= Aufgabe a =
Sammle alle Zeilen der Datensätze, die die Zeichenfolge „data“ enthalten, und beachte dabei die Groß- und Kleinschreibung.

Ja intern ist das ja gut, aber wir im Maschinenbau müssen darauf achten, dass es bei all unseren Kunden zu keiner Verwechselung kommt. Braun benutzen wir als spannungsführende Ader vor dem Hauptschalter. Ob das normgerecht ist, bin ich mir auch nicht ganz sicher. Wir bingen aber Aufkleber mit den verwendeten Aderfarben in Schaltschrank an.

Gruß Jens


----------



## Hawk (9 Juli 2008)

ich hab auch jahre lang schaltschränke gebaut.

kenne rot bzw. schwarz für den leistungsteil 230V oder 400V
und braun, blau oder lila für die kleineren spannungen wie 12V oder 24V

das ist aber immer wunsch und vorgabe des kunden gewesen.
ich denke wenn es da feste vorgaben gäbe, wären da dem kunden auch die hände gebunden da die anlagen ja nach VDE aufgebaut werden müssen...

fest geregelt ist da wohl nur die leitungsfarbe bei fertigen leitungen (NYM, ...) und der PE als schutzleiter.

= Extrahierte Datensätze =
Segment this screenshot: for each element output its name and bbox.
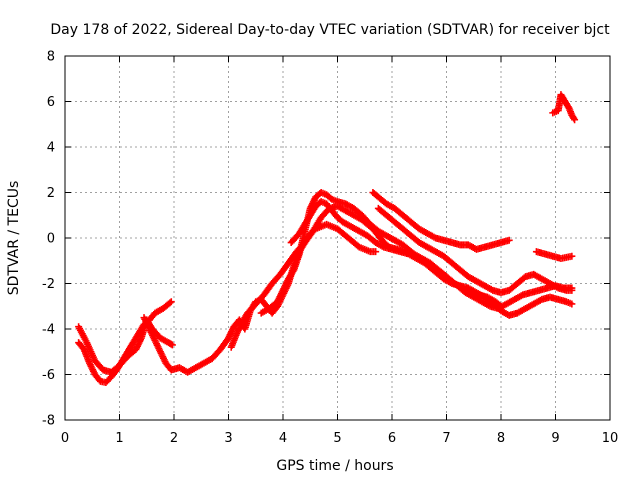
data-point [167,298,175,306]
series-track-8 [374,204,576,297]
data-point [505,236,513,244]
data-point [570,114,578,122]
x-tick-label: 2 [170,431,178,446]
x-tick-label: 1 [115,431,123,446]
series-track-2 [75,298,175,386]
chart-title: Day 178 of 2022, Sidereal Day-to-day VTE… [50,22,610,38]
data-series [75,91,579,386]
y-tick-label: -6 [42,368,55,383]
series-track-9 [532,248,576,262]
data-point [568,286,576,294]
x-tick-label: 7 [442,431,450,446]
x-tick-label: 9 [551,431,559,446]
data-point [568,300,576,308]
x-tick-label: 4 [279,431,287,446]
x-tick-label: 5 [333,431,341,446]
data-point [571,116,579,124]
y-tick-label: 8 [47,50,55,65]
x-tick-label: 0 [61,431,69,446]
axis-ticks: 0 1 2 3 4 5 6 7 8 9 10 8 6 4 2 0 -2 -4 -6 -8 [42,50,618,447]
y-tick-label: 6 [47,95,55,110]
data-point [568,252,576,260]
y-tick-label: 4 [47,141,55,156]
y-tick-label: -4 [42,323,55,338]
series-track-7 [369,189,513,253]
data-point [166,299,174,307]
series-track-10 [549,91,579,124]
y-tick-label: -8 [42,414,55,429]
x-axis-title: GPS time / hours [276,458,393,474]
x-tick-label: 8 [497,431,505,446]
y-tick-label: -2 [42,277,55,292]
y-tick-label: 2 [47,186,55,201]
y-axis-title: SDTVAR / TECUs [6,181,22,296]
x-tick-label: 6 [388,431,396,446]
data-point [372,248,380,256]
data-point [168,341,176,349]
x-tick-label: 10 [602,431,619,446]
x-tick-label: 3 [224,431,232,446]
data-point [289,267,297,275]
y-tick-label: 0 [47,232,55,247]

= Aufgabe b =
Beantworte anhand des Dokumenttexts die folgenden Fragen.
(i) Wofür wird Braun laut dem ersten Beitrag verwendet?
(ii) Welche Farben nennt Hawk für kleinere Spannungen wie 12V oder 24V?
(iii) Was ist nach Hawks Aussage fest geregelt?

= Schriftliche Antwort a =
data-point [167,298,175,306]
data-point [505,236,513,244]
data-point [570,114,578,122]
data-series [75,91,579,386]
data-point [568,286,576,294]
data-point [568,300,576,308]
data-point [571,116,579,124]
data-point [568,252,576,260]
data-point [166,299,174,307]
data-point [372,248,380,256]
data-point [168,341,176,349]
data-point [289,267,297,275]

= Schriftliche Antwort b =
(i) Als spannungsführende Ader vor dem Hauptschalter.
(ii) Braun, Blau oder Lila.
(iii) Die Leitungsfarbe bei fertigen Leitungen (NYM, ...) und der PE als Schutzleiter.